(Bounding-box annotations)
☆ ☆ ☆ ☆ ☆
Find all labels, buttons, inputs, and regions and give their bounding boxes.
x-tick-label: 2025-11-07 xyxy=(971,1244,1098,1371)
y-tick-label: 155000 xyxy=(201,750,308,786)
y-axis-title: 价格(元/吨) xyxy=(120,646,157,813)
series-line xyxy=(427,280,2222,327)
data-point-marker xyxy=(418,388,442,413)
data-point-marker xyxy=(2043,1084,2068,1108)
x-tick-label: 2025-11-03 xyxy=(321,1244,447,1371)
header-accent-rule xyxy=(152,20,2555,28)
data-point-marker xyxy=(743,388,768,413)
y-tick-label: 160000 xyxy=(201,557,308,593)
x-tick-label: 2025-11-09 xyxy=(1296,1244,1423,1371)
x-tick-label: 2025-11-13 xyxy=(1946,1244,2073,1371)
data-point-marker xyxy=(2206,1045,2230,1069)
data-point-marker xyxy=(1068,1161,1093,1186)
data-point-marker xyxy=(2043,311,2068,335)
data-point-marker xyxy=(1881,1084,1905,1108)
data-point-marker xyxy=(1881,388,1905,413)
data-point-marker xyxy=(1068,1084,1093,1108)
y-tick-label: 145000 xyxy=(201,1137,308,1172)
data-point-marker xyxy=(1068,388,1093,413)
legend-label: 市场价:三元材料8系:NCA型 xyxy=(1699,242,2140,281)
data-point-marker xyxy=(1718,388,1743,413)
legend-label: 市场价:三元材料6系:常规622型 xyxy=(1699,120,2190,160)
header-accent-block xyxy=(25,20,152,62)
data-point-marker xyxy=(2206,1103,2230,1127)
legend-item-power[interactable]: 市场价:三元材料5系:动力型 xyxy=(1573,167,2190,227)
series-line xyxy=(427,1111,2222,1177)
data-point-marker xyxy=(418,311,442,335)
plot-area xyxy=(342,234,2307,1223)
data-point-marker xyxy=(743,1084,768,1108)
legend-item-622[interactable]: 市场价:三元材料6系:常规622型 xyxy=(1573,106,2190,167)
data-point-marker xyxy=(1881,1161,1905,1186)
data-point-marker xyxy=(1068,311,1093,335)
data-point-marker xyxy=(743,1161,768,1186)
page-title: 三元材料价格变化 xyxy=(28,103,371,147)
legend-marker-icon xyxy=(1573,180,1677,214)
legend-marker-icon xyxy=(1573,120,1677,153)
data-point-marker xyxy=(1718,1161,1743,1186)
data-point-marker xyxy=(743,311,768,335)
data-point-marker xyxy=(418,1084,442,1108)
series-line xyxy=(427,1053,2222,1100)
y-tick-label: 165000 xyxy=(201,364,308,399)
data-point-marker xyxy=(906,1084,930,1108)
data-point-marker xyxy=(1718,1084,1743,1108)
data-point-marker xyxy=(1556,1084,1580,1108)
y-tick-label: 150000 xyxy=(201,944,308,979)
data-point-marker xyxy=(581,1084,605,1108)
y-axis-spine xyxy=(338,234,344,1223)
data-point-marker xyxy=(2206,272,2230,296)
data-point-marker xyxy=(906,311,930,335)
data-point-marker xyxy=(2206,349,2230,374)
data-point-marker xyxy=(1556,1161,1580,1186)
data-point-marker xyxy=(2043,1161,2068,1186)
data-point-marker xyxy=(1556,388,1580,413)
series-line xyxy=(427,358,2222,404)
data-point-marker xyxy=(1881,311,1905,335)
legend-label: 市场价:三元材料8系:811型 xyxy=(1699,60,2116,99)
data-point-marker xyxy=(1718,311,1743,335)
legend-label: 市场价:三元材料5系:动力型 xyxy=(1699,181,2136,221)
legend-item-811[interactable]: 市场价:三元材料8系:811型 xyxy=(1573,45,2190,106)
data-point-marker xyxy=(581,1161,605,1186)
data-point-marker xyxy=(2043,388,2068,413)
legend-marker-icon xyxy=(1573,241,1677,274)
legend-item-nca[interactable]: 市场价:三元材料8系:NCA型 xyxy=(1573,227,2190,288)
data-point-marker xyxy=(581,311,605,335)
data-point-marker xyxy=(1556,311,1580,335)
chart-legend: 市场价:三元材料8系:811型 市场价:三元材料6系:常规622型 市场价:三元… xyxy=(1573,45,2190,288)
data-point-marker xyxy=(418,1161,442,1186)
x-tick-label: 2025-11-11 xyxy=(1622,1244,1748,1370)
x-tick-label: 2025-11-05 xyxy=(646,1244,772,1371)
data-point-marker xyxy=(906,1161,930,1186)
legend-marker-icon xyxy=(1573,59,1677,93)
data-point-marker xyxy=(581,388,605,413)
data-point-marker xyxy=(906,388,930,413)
☆ ☆ ☆ ☆ ☆
Rewrite every line of the records above as a numbered list, omitting any blank lines.

1. Find all labels, buttons, inputs, and regions and give their bounding boxes.
2. x-tick-label: 2025-11-07 xyxy=(971,1244,1098,1371)
3. y-tick-label: 155000 xyxy=(201,750,308,786)
4. y-axis-title: 价格(元/吨) xyxy=(120,646,157,813)
5. series-line xyxy=(427,280,2222,327)
6. data-point-marker xyxy=(418,388,442,413)
7. data-point-marker xyxy=(2043,1084,2068,1108)
8. x-tick-label: 2025-11-03 xyxy=(321,1244,447,1371)
9. header-accent-rule xyxy=(152,20,2555,28)
10. data-point-marker xyxy=(743,388,768,413)
11. y-tick-label: 160000 xyxy=(201,557,308,593)
12. x-tick-label: 2025-11-09 xyxy=(1296,1244,1423,1371)
13. x-tick-label: 2025-11-13 xyxy=(1946,1244,2073,1371)
14. data-point-marker xyxy=(2206,1045,2230,1069)
15. data-point-marker xyxy=(1068,1161,1093,1186)
16. data-point-marker xyxy=(2043,311,2068,335)
17. data-point-marker xyxy=(1881,1084,1905,1108)
18. data-point-marker xyxy=(1881,388,1905,413)
19. data-point-marker xyxy=(1068,1084,1093,1108)
20. y-tick-label: 145000 xyxy=(201,1137,308,1172)
21. data-point-marker xyxy=(1068,388,1093,413)
22. legend-label: 市场价:三元材料8系:NCA型 xyxy=(1699,242,2140,281)
23. data-point-marker xyxy=(1718,388,1743,413)
24. legend-label: 市场价:三元材料6系:常规622型 xyxy=(1699,120,2190,160)
25. header-accent-block xyxy=(25,20,152,62)
26. data-point-marker xyxy=(2206,1103,2230,1127)
27. legend-item-power[interactable]: 市场价:三元材料5系:动力型 xyxy=(1573,167,2190,227)
28. series-line xyxy=(427,1111,2222,1177)
29. data-point-marker xyxy=(418,311,442,335)
30. plot-area xyxy=(342,234,2307,1223)
31. data-point-marker xyxy=(743,1084,768,1108)
32. legend-item-622[interactable]: 市场价:三元材料6系:常规622型 xyxy=(1573,106,2190,167)
33. data-point-marker xyxy=(1881,1161,1905,1186)
34. data-point-marker xyxy=(1068,311,1093,335)
35. data-point-marker xyxy=(743,1161,768,1186)
36. page-title: 三元材料价格变化 xyxy=(28,103,371,147)
37. legend-marker-icon xyxy=(1573,180,1677,214)
38. legend-marker-icon xyxy=(1573,120,1677,153)
39. data-point-marker xyxy=(1718,1161,1743,1186)
40. data-point-marker xyxy=(743,311,768,335)
41. data-point-marker xyxy=(418,1084,442,1108)
42. series-line xyxy=(427,1053,2222,1100)
43. y-tick-label: 165000 xyxy=(201,364,308,399)
44. data-point-marker xyxy=(906,1084,930,1108)
45. data-point-marker xyxy=(1718,1084,1743,1108)
46. data-point-marker xyxy=(1556,1084,1580,1108)
47. y-tick-label: 150000 xyxy=(201,944,308,979)
48. data-point-marker xyxy=(581,1084,605,1108)
49. y-axis-spine xyxy=(338,234,344,1223)
50. data-point-marker xyxy=(2206,272,2230,296)
51. data-point-marker xyxy=(906,311,930,335)
52. data-point-marker xyxy=(2206,349,2230,374)
53. data-point-marker xyxy=(1556,1161,1580,1186)
54. data-point-marker xyxy=(2043,1161,2068,1186)
55. data-point-marker xyxy=(1556,388,1580,413)
56. series-line xyxy=(427,358,2222,404)
57. data-point-marker xyxy=(1881,311,1905,335)
58. legend-label: 市场价:三元材料8系:811型 xyxy=(1699,60,2116,99)
59. data-point-marker xyxy=(1718,311,1743,335)
60. legend-label: 市场价:三元材料5系:动力型 xyxy=(1699,181,2136,221)
61. legend-item-811[interactable]: 市场价:三元材料8系:811型 xyxy=(1573,45,2190,106)
62. data-point-marker xyxy=(581,1161,605,1186)
63. data-point-marker xyxy=(2043,388,2068,413)
64. legend-marker-icon xyxy=(1573,241,1677,274)
65. legend-item-nca[interactable]: 市场价:三元材料8系:NCA型 xyxy=(1573,227,2190,288)
66. data-point-marker xyxy=(581,311,605,335)
67. data-point-marker xyxy=(1556,311,1580,335)
68. chart-legend: 市场价:三元材料8系:811型 市场价:三元材料6系:常规622型 市场价:三元… xyxy=(1573,45,2190,288)
69. data-point-marker xyxy=(418,1161,442,1186)
70. x-tick-label: 2025-11-11 xyxy=(1622,1244,1748,1370)
71. x-tick-label: 2025-11-05 xyxy=(646,1244,772,1371)
72. data-point-marker xyxy=(906,1161,930,1186)
73. legend-marker-icon xyxy=(1573,59,1677,93)
74. data-point-marker xyxy=(581,388,605,413)
75. data-point-marker xyxy=(906,388,930,413)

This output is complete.